### Directive
From the material below, list every line containing "Type".

### Records for processing
•••

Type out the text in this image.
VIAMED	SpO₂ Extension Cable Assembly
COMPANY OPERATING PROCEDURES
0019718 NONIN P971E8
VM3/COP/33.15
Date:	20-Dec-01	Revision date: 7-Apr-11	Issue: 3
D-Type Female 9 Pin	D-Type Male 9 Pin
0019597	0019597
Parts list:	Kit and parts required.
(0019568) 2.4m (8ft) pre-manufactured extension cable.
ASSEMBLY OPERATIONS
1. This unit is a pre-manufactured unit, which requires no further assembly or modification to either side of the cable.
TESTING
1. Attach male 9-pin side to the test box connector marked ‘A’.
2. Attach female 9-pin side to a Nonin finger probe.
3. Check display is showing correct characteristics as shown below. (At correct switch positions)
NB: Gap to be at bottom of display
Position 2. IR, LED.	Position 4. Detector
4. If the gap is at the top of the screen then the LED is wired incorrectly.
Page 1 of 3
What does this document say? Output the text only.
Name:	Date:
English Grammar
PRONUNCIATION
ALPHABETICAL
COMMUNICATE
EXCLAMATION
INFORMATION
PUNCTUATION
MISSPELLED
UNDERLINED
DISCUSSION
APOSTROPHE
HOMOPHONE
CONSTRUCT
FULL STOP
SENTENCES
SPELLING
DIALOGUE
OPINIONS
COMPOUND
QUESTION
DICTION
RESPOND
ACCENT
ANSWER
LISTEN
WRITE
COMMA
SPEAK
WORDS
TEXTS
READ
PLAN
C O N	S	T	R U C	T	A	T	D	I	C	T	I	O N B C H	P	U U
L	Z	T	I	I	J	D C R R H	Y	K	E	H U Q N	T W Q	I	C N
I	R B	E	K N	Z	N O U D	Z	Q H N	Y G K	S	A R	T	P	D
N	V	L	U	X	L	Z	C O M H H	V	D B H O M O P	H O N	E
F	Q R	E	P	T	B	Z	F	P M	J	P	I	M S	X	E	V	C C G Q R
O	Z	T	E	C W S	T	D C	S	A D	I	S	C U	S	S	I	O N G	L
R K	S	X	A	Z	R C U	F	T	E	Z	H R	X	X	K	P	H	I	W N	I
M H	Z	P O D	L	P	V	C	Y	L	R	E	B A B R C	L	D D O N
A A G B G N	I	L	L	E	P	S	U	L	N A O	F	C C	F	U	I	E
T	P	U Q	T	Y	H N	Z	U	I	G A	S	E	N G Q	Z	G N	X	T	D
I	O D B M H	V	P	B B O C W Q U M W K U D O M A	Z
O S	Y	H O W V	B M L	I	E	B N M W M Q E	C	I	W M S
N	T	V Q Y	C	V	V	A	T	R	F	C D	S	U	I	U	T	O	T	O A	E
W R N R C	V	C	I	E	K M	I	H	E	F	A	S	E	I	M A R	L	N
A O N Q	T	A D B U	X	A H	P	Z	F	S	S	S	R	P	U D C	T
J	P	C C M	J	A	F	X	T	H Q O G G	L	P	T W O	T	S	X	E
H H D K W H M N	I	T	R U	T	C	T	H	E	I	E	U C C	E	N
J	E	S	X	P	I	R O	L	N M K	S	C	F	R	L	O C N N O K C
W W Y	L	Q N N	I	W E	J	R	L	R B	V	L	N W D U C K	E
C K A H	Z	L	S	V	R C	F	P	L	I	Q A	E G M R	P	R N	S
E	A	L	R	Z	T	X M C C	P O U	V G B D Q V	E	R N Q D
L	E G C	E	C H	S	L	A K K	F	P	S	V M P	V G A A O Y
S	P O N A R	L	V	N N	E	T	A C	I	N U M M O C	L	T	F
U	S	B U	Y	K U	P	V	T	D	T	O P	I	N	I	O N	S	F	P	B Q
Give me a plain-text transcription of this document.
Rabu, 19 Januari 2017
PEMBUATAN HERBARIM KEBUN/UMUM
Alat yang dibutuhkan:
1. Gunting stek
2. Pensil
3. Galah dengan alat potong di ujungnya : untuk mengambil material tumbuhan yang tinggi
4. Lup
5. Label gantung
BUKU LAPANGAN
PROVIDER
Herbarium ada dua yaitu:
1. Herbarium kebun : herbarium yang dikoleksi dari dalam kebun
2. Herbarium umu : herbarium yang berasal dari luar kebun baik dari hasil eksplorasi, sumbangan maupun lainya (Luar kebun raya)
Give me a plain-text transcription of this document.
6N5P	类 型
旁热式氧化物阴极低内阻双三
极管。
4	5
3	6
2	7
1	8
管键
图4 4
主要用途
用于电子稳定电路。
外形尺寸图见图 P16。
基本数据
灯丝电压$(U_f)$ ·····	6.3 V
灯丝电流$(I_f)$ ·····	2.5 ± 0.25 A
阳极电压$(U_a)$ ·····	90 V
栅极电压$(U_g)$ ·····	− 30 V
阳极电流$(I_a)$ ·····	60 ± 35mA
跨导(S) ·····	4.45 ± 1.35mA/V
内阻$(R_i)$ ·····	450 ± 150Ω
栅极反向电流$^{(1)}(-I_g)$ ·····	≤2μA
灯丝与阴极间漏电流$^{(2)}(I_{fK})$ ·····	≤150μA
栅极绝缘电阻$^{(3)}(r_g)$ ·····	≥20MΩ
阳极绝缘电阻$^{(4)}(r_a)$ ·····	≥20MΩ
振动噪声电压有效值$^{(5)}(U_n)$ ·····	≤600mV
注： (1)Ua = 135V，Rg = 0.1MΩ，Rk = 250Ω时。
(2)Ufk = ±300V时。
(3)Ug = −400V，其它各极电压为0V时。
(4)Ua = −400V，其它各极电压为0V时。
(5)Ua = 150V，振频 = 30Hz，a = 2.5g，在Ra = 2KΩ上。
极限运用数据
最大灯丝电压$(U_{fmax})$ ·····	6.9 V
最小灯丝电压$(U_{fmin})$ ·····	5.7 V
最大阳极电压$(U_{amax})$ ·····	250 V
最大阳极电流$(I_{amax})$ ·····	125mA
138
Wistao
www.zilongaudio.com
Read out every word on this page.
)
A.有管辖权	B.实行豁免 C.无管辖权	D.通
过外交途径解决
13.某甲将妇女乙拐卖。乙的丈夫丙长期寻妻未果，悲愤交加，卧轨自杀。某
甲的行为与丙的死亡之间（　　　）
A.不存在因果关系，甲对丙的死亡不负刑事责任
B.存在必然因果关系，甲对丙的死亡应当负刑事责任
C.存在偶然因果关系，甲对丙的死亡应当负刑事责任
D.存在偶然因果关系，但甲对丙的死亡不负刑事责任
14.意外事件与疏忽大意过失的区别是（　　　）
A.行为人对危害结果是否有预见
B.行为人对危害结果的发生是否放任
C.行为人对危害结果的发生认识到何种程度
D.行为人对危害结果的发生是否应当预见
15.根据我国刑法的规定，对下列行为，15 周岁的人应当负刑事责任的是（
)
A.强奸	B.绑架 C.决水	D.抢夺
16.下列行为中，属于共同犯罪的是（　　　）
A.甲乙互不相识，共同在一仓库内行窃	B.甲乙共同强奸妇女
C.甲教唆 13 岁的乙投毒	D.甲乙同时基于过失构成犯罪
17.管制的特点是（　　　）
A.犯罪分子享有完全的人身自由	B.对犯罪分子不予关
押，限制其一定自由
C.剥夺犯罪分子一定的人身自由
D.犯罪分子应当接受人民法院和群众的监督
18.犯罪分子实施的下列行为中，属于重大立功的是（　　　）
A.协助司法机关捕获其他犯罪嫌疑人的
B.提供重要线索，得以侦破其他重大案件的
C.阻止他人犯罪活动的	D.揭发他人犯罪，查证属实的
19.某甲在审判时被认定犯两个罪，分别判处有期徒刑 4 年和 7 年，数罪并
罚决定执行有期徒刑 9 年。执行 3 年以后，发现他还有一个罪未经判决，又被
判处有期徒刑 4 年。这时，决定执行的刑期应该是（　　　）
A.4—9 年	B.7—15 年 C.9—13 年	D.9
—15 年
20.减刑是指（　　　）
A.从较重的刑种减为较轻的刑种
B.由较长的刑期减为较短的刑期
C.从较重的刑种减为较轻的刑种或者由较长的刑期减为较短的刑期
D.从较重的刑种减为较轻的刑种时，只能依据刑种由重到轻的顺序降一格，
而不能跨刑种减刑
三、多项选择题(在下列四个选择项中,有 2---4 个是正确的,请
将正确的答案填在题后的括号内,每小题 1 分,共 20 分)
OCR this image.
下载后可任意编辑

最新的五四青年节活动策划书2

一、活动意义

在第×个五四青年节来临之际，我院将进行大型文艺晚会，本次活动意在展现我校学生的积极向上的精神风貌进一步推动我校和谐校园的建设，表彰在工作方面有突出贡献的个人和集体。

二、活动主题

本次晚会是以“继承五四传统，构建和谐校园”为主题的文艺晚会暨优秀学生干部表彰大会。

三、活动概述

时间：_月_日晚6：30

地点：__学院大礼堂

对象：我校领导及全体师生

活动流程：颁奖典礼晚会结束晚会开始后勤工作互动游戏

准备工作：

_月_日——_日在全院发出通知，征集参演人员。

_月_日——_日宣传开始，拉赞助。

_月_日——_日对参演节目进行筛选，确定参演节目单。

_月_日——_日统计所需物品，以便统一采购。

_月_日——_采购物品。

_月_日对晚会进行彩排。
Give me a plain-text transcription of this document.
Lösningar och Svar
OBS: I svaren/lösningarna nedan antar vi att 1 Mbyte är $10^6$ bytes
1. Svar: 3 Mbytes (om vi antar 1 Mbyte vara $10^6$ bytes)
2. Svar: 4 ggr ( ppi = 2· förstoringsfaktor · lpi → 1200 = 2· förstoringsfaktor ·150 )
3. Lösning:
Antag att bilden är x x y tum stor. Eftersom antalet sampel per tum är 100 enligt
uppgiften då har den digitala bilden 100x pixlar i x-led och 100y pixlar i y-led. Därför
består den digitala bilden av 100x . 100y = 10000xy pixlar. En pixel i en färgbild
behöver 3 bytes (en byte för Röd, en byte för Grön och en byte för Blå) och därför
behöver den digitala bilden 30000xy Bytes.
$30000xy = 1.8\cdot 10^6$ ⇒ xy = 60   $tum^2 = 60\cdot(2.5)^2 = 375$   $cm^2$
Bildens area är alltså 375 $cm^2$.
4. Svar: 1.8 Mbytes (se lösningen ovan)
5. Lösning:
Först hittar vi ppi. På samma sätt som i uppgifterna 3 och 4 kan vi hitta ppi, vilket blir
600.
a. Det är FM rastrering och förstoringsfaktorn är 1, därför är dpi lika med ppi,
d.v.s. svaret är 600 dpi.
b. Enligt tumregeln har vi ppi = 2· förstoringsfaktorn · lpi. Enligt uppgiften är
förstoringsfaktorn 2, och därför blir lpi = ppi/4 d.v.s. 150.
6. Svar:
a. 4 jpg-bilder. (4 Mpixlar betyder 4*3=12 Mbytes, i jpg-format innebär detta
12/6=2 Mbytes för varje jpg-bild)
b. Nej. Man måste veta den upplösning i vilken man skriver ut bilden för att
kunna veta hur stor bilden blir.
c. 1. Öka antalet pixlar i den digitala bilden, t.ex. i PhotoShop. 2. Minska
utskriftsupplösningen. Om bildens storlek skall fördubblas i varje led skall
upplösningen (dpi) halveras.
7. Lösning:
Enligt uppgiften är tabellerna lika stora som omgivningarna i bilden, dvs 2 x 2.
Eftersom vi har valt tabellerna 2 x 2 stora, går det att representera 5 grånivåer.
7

•••

### The completed task
Type out the text in this image.
D-Type Female 9 Pin	D-Type Male 9 Pin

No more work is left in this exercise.